EXERCISE GOAL:
Show all lines holding "每名妇女生育数".

THE DATA:
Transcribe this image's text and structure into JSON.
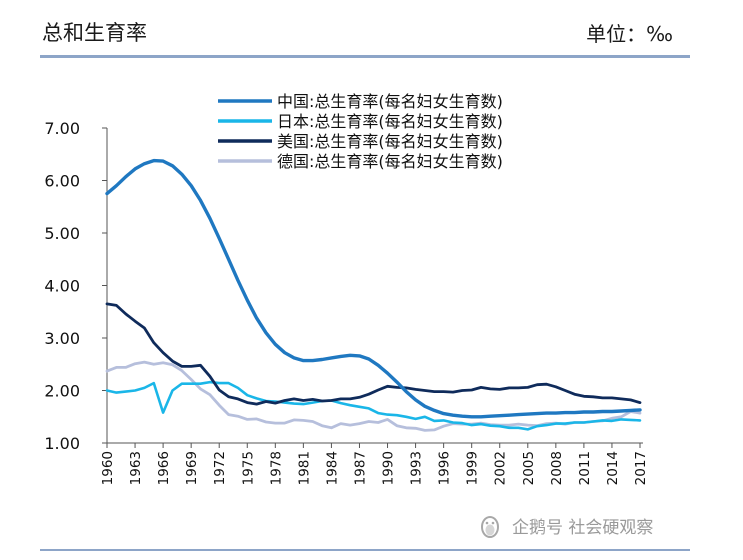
{
  "header": {
    "title": "总和生育率",
    "unit": "单位：‰"
  },
  "watermark": {
    "text": "企鹅号 社会硬观察",
    "icon": "penguin-logo-icon"
  },
  "chart_data": {
    "type": "line",
    "title": "总和生育率",
    "xlabel": "",
    "ylabel": "",
    "ylim": [
      1.0,
      7.0
    ],
    "xlim": [
      1960,
      2017
    ],
    "grid": false,
    "legend_placement": "top-center",
    "y_ticks": [
      "7.00",
      "6.00",
      "5.00",
      "4.00",
      "3.00",
      "2.00",
      "1.00"
    ],
    "y_tick_values": [
      7,
      6,
      5,
      4,
      3,
      2,
      1
    ],
    "x_ticks": [
      "1960",
      "1963",
      "1966",
      "1969",
      "1972",
      "1975",
      "1978",
      "1981",
      "1984",
      "1987",
      "1990",
      "1993",
      "1996",
      "1999",
      "2002",
      "2005",
      "2008",
      "2011",
      "2014",
      "2017"
    ],
    "x_tick_values": [
      1960,
      1963,
      1966,
      1969,
      1972,
      1975,
      1978,
      1981,
      1984,
      1987,
      1990,
      1993,
      1996,
      1999,
      2002,
      2005,
      2008,
      2011,
      2014,
      2017
    ],
    "series": [
      {
        "name": "中国:总生育率(每名妇女生育数)",
        "color": "#1f78c1",
        "x": [
          1960,
          1961,
          1962,
          1963,
          1964,
          1965,
          1966,
          1967,
          1968,
          1969,
          1970,
          1971,
          1972,
          1973,
          1974,
          1975,
          1976,
          1977,
          1978,
          1979,
          1980,
          1981,
          1982,
          1983,
          1984,
          1985,
          1986,
          1987,
          1988,
          1989,
          1990,
          1991,
          1992,
          1993,
          1994,
          1995,
          1996,
          1997,
          1998,
          1999,
          2000,
          2001,
          2002,
          2003,
          2004,
          2005,
          2006,
          2007,
          2008,
          2009,
          2010,
          2011,
          2012,
          2013,
          2014,
          2015,
          2016,
          2017
        ],
        "values": [
          5.75,
          5.9,
          6.07,
          6.22,
          6.32,
          6.38,
          6.37,
          6.28,
          6.12,
          5.9,
          5.62,
          5.28,
          4.9,
          4.5,
          4.1,
          3.72,
          3.38,
          3.1,
          2.88,
          2.72,
          2.62,
          2.57,
          2.57,
          2.59,
          2.62,
          2.65,
          2.67,
          2.66,
          2.6,
          2.48,
          2.33,
          2.16,
          1.98,
          1.82,
          1.7,
          1.62,
          1.56,
          1.53,
          1.51,
          1.5,
          1.5,
          1.51,
          1.52,
          1.53,
          1.54,
          1.55,
          1.56,
          1.57,
          1.57,
          1.58,
          1.58,
          1.59,
          1.59,
          1.6,
          1.6,
          1.61,
          1.62,
          1.63
        ]
      },
      {
        "name": "日本:总生育率(每名妇女生育数)",
        "color": "#1ab6e8",
        "x": [
          1960,
          1961,
          1962,
          1963,
          1964,
          1965,
          1966,
          1967,
          1968,
          1969,
          1970,
          1971,
          1972,
          1973,
          1974,
          1975,
          1976,
          1977,
          1978,
          1979,
          1980,
          1981,
          1982,
          1983,
          1984,
          1985,
          1986,
          1987,
          1988,
          1989,
          1990,
          1991,
          1992,
          1993,
          1994,
          1995,
          1996,
          1997,
          1998,
          1999,
          2000,
          2001,
          2002,
          2003,
          2004,
          2005,
          2006,
          2007,
          2008,
          2009,
          2010,
          2011,
          2012,
          2013,
          2014,
          2015,
          2016,
          2017
        ],
        "values": [
          2.0,
          1.96,
          1.98,
          2.0,
          2.05,
          2.14,
          1.58,
          2.0,
          2.13,
          2.13,
          2.13,
          2.16,
          2.14,
          2.14,
          2.05,
          1.91,
          1.85,
          1.8,
          1.79,
          1.77,
          1.75,
          1.74,
          1.77,
          1.8,
          1.81,
          1.76,
          1.72,
          1.69,
          1.66,
          1.57,
          1.54,
          1.53,
          1.5,
          1.46,
          1.5,
          1.42,
          1.43,
          1.39,
          1.38,
          1.34,
          1.36,
          1.33,
          1.32,
          1.29,
          1.29,
          1.26,
          1.32,
          1.34,
          1.37,
          1.37,
          1.39,
          1.39,
          1.41,
          1.43,
          1.42,
          1.45,
          1.44,
          1.43
        ]
      },
      {
        "name": "美国:总生育率(每名妇女生育数)",
        "color": "#0f2b5b",
        "x": [
          1960,
          1961,
          1962,
          1963,
          1964,
          1965,
          1966,
          1967,
          1968,
          1969,
          1970,
          1971,
          1972,
          1973,
          1974,
          1975,
          1976,
          1977,
          1978,
          1979,
          1980,
          1981,
          1982,
          1983,
          1984,
          1985,
          1986,
          1987,
          1988,
          1989,
          1990,
          1991,
          1992,
          1993,
          1994,
          1995,
          1996,
          1997,
          1998,
          1999,
          2000,
          2001,
          2002,
          2003,
          2004,
          2005,
          2006,
          2007,
          2008,
          2009,
          2010,
          2011,
          2012,
          2013,
          2014,
          2015,
          2016,
          2017
        ],
        "values": [
          3.65,
          3.62,
          3.46,
          3.32,
          3.19,
          2.91,
          2.72,
          2.56,
          2.46,
          2.46,
          2.48,
          2.27,
          2.01,
          1.88,
          1.84,
          1.77,
          1.74,
          1.79,
          1.76,
          1.81,
          1.84,
          1.81,
          1.83,
          1.8,
          1.81,
          1.84,
          1.84,
          1.87,
          1.93,
          2.01,
          2.08,
          2.06,
          2.05,
          2.02,
          2.0,
          1.98,
          1.98,
          1.97,
          2.0,
          2.01,
          2.06,
          2.03,
          2.02,
          2.05,
          2.05,
          2.06,
          2.11,
          2.12,
          2.07,
          2.0,
          1.93,
          1.89,
          1.88,
          1.86,
          1.86,
          1.84,
          1.82,
          1.77
        ]
      },
      {
        "name": "德国:总生育率(每名妇女生育数)",
        "color": "#b6bfdc",
        "x": [
          1960,
          1961,
          1962,
          1963,
          1964,
          1965,
          1966,
          1967,
          1968,
          1969,
          1970,
          1971,
          1972,
          1973,
          1974,
          1975,
          1976,
          1977,
          1978,
          1979,
          1980,
          1981,
          1982,
          1983,
          1984,
          1985,
          1986,
          1987,
          1988,
          1989,
          1990,
          1991,
          1992,
          1993,
          1994,
          1995,
          1996,
          1997,
          1998,
          1999,
          2000,
          2001,
          2002,
          2003,
          2004,
          2005,
          2006,
          2007,
          2008,
          2009,
          2010,
          2011,
          2012,
          2013,
          2014,
          2015,
          2016,
          2017
        ],
        "values": [
          2.37,
          2.44,
          2.44,
          2.51,
          2.54,
          2.5,
          2.53,
          2.49,
          2.38,
          2.21,
          2.03,
          1.92,
          1.72,
          1.54,
          1.51,
          1.45,
          1.46,
          1.4,
          1.38,
          1.38,
          1.44,
          1.43,
          1.41,
          1.33,
          1.29,
          1.37,
          1.34,
          1.37,
          1.41,
          1.39,
          1.45,
          1.33,
          1.29,
          1.28,
          1.24,
          1.25,
          1.32,
          1.37,
          1.36,
          1.36,
          1.38,
          1.35,
          1.34,
          1.34,
          1.36,
          1.34,
          1.33,
          1.37,
          1.38,
          1.36,
          1.39,
          1.39,
          1.41,
          1.42,
          1.47,
          1.5,
          1.6,
          1.57
        ]
      }
    ]
  }
}
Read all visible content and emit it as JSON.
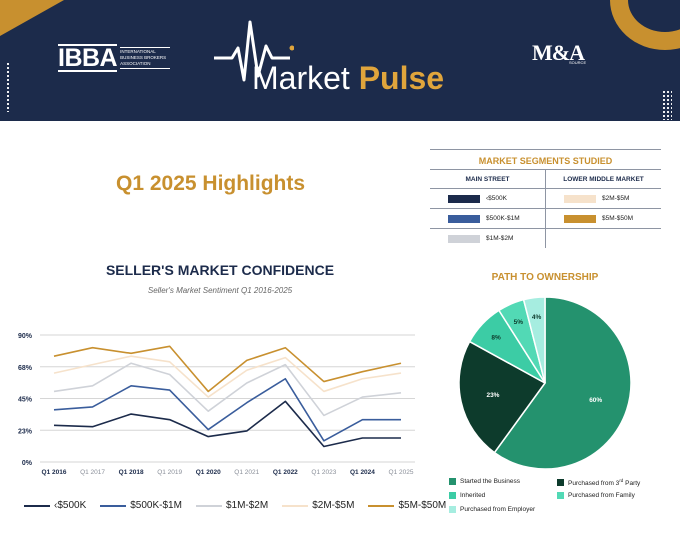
{
  "header": {
    "ibba_acronym": "IBBA",
    "ibba_full": "INTERNATIONAL BUSINESS BROKERS ASSOCIATION",
    "title_part1": "Market",
    "title_part2": "Pulse",
    "partner_logo": "M&A",
    "partner_small": "SOURCE"
  },
  "highlights_title": "Q1 2025 Highlights",
  "segments": {
    "title": "MARKET SEGMENTS STUDIED",
    "main_street": {
      "heading": "MAIN STREET",
      "items": [
        {
          "label": "‹$500K",
          "color": "#1c2b4b"
        },
        {
          "label": "$500K-$1M",
          "color": "#3a5d9c"
        },
        {
          "label": "$1M-$2M",
          "color": "#cfd2d8"
        }
      ]
    },
    "lower_middle": {
      "heading": "LOWER MIDDLE MARKET",
      "items": [
        {
          "label": "$2M-$5M",
          "color": "#f6e2cb"
        },
        {
          "label": "$5M-$50M",
          "color": "#c8902f"
        }
      ]
    }
  },
  "chart_data": [
    {
      "type": "line",
      "title": "SELLER'S MARKET CONFIDENCE",
      "subtitle": "Seller's Market Sentiment Q1 2016-2025",
      "categories": [
        "Q1 2016",
        "Q1 2017",
        "Q1 2018",
        "Q1 2019",
        "Q1 2020",
        "Q1 2021",
        "Q1 2022",
        "Q1 2023",
        "Q1 2024",
        "Q1 2025"
      ],
      "y_ticks": [
        "0%",
        "23%",
        "45%",
        "68%",
        "90%"
      ],
      "ylim": [
        0,
        90
      ],
      "grid": true,
      "legend_position": "bottom",
      "series": [
        {
          "name": "‹$500K",
          "color": "#1c2b4b",
          "values": [
            26,
            25,
            34,
            30,
            18,
            22,
            43,
            11,
            17,
            17
          ]
        },
        {
          "name": "$500K-$1M",
          "color": "#3a5d9c",
          "values": [
            37,
            39,
            54,
            51,
            23,
            42,
            59,
            15,
            30,
            30
          ]
        },
        {
          "name": "$1M-$2M",
          "color": "#cfd2d8",
          "values": [
            50,
            54,
            70,
            62,
            36,
            56,
            69,
            33,
            46,
            49
          ]
        },
        {
          "name": "$2M-$5M",
          "color": "#f6e2cb",
          "values": [
            63,
            69,
            75,
            71,
            46,
            65,
            74,
            50,
            59,
            63
          ]
        },
        {
          "name": "$5M-$50M",
          "color": "#c8902f",
          "values": [
            75,
            81,
            77,
            82,
            50,
            72,
            81,
            57,
            64,
            70
          ]
        }
      ]
    },
    {
      "type": "pie",
      "title": "PATH TO OWNERSHIP",
      "labels": [
        "Started the Business",
        "Purchased from 3rd Party",
        "Inherited",
        "Purchased from Family",
        "Purchased from Employer"
      ],
      "values": [
        60,
        23,
        8,
        5,
        4
      ],
      "value_labels": [
        "60%",
        "23%",
        "8%",
        "5%",
        "4%"
      ],
      "colors": [
        "#24926e",
        "#0d3b2c",
        "#3ccca5",
        "#52d9b5",
        "#a6ede0"
      ]
    }
  ]
}
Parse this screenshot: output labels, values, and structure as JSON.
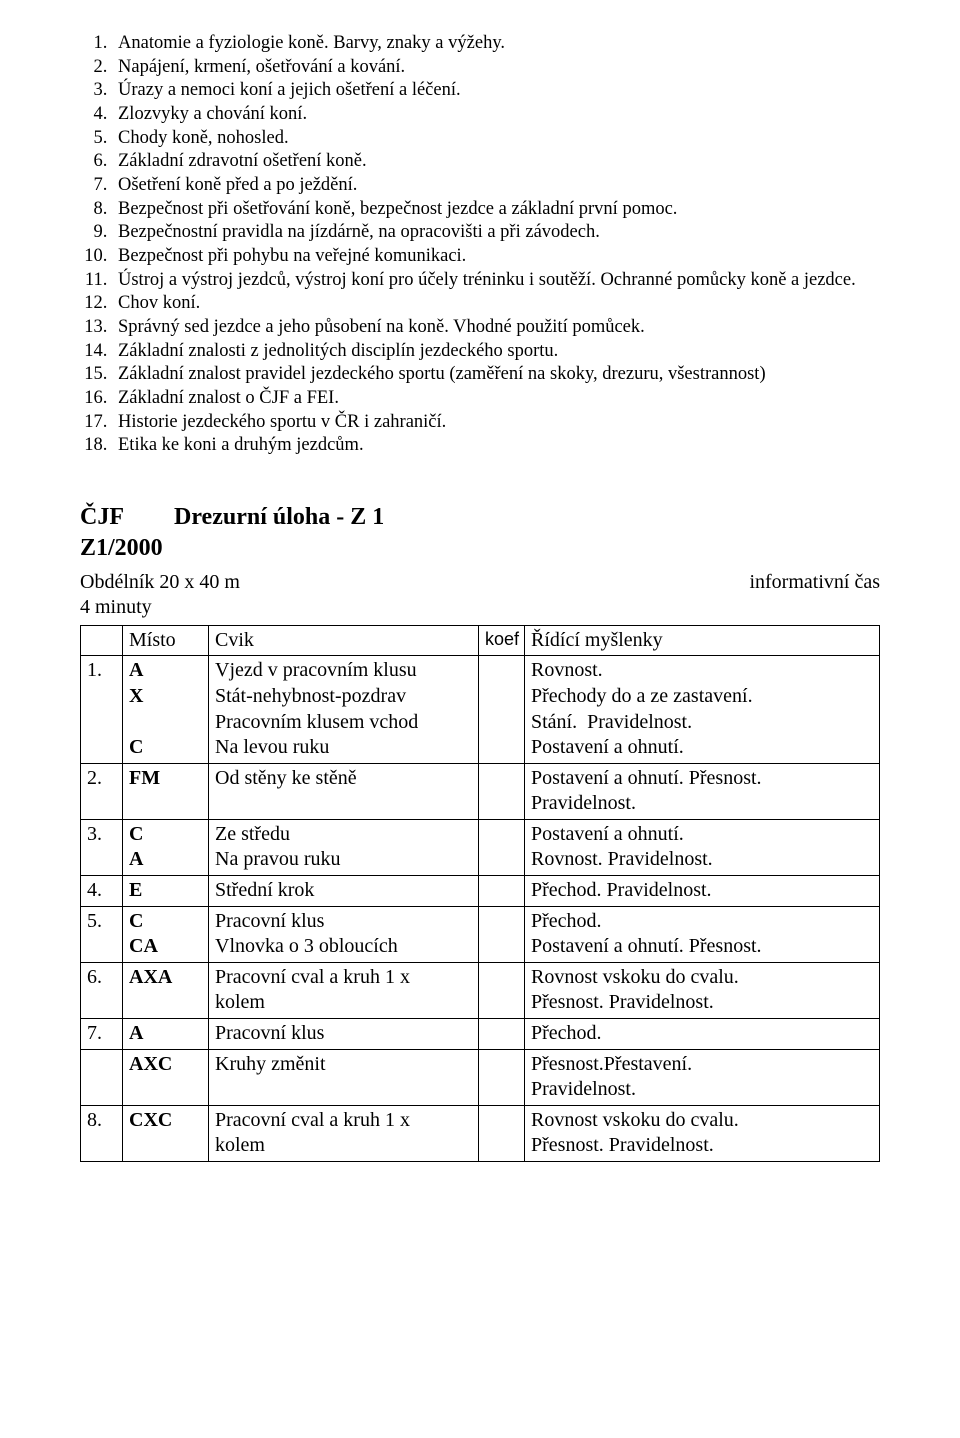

ANSWER:
        "name": "中国:总生育率(每名妇女生育数)",
        "name": "日本:总生育率(每名妇女生育数)",
        "name": "美国:总生育率(每名妇女生育数)",
        "name": "德国:总生育率(每名妇女生育数)",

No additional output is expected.